> [THE EXERCISE] Output all of the data below exactly as given.

^^^^

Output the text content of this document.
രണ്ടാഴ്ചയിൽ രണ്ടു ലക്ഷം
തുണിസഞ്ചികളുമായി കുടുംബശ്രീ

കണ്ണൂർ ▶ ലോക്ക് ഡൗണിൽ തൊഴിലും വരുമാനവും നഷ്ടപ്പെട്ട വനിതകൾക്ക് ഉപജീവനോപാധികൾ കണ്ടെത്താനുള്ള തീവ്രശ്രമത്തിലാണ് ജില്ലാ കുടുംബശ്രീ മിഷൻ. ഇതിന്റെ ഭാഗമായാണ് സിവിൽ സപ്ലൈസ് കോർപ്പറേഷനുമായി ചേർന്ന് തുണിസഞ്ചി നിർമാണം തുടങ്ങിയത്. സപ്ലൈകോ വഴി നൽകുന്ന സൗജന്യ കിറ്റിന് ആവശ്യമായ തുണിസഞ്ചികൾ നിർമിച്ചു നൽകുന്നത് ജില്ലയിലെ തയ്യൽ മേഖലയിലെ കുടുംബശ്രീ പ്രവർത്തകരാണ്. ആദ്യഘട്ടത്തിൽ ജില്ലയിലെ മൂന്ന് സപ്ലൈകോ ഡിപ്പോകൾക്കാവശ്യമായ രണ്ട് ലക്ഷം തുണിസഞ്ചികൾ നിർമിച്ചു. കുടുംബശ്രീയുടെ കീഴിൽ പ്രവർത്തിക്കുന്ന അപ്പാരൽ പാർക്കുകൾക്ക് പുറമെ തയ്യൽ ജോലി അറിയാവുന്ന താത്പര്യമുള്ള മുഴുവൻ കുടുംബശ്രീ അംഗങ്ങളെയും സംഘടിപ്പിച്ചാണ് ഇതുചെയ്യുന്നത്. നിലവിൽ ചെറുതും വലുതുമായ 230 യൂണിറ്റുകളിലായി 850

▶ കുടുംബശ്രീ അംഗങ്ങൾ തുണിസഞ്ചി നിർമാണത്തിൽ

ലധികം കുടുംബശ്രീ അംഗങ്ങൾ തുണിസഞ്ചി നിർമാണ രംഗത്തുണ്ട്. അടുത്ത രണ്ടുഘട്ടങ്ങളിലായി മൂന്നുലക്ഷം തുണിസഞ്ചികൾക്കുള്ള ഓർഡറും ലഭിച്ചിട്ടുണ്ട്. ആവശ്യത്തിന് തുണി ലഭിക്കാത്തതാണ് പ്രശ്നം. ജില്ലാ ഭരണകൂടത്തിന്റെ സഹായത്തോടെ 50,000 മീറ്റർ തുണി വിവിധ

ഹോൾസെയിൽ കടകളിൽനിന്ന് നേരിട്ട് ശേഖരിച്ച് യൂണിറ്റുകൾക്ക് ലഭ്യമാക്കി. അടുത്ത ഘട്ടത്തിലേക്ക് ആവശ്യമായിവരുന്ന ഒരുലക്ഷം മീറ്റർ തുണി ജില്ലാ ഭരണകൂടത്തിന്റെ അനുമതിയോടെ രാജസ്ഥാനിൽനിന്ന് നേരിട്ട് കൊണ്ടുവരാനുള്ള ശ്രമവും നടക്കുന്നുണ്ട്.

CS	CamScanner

^^^^

> [RESPONSE BELOW]
Output the text content of this document.
രണ്ടാഴ്ചയിൽ രണ്ടു ലക്ഷം
തുണിസഞ്ചികളുമായി കുടുംബശ്രീ

കണ്ണൂർ ▶ ലോക്ക് ഡൗണിൽ തൊഴിലും വരുമാനവും നഷ്ടപ്പെട്ട വനിതകൾക്ക് ഉപജീവനോപാധികൾ കണ്ടെത്താനുള്ള തീവ്രശ്രമത്തിലാണ് ജില്ലാ കുടുംബശ്രീ മിഷൻ. ഇതിന്റെ ഭാഗമായാണ് സിവിൽ സപ്ലൈസ് കോർപ്പറേഷനുമായി ചേർന്ന് തുണിസഞ്ചി നിർമാണം തുടങ്ങിയത്. സപ്ലൈകോ വഴി നൽകുന്ന സൗജന്യ കിറ്റിന് ആവശ്യമായ തുണിസഞ്ചികൾ നിർമിച്ചു നൽകുന്നത് ജില്ലയിലെ തയ്യൽ മേഖലയിലെ കുടുംബശ്രീ പ്രവർത്തകരാണ്. ആദ്യഘട്ടത്തിൽ ജില്ലയിലെ മൂന്ന് സപ്ലൈകോ ഡിപ്പോകൾക്കാവശ്യമായ രണ്ട് ലക്ഷം തുണിസഞ്ചികൾ നിർമിച്ചു. കുടുംബശ്രീയുടെ കീഴിൽ പ്രവർത്തിക്കുന്ന അപ്പാരൽ പാർക്കുകൾക്ക് പുറമെ തയ്യൽ ജോലി അറിയാവുന്ന താത്പര്യമുള്ള മുഴുവൻ കുടുംബശ്രീ അംഗങ്ങളെയും സംഘടിപ്പിച്ചാണ് ഇതുചെയ്യുന്നത്. നിലവിൽ ചെറുതും വലുതുമായ 230 യൂണിറ്റുകളിലായി 850

▶ കുടുംബശ്രീ അംഗങ്ങൾ തുണിസഞ്ചി നിർമാണത്തിൽ

ലധികം കുടുംബശ്രീ അംഗങ്ങൾ തുണിസഞ്ചി നിർമാണ രംഗത്തുണ്ട്. അടുത്ത രണ്ടുഘട്ടങ്ങളിലായി മൂന്നുലക്ഷം തുണിസഞ്ചികൾക്കുള്ള ഓർഡറും ലഭിച്ചിട്ടുണ്ട്. ആവശ്യത്തിന് തുണി ലഭിക്കാത്തതാണ് പ്രശ്നം. ജില്ലാ ഭരണകൂടത്തിന്റെ സഹായത്തോടെ 50,000 മീറ്റർ തുണി വിവിധ

ഹോൾസെയിൽ കടകളിൽനിന്ന് നേരിട്ട് ശേഖരിച്ച് യൂണിറ്റുകൾക്ക് ലഭ്യമാക്കി. അടുത്ത ഘട്ടത്തിലേക്ക് ആവശ്യമായിവരുന്ന ഒരുലക്ഷം മീറ്റർ തുണി ജില്ലാ ഭരണകൂടത്തിന്റെ അനുമതിയോടെ രാജസ്ഥാനിൽനിന്ന് നേരിട്ട് കൊണ്ടുവരാനുള്ള ശ്രമവും നടക്കുന്നുണ്ട്.

CS	CamScanner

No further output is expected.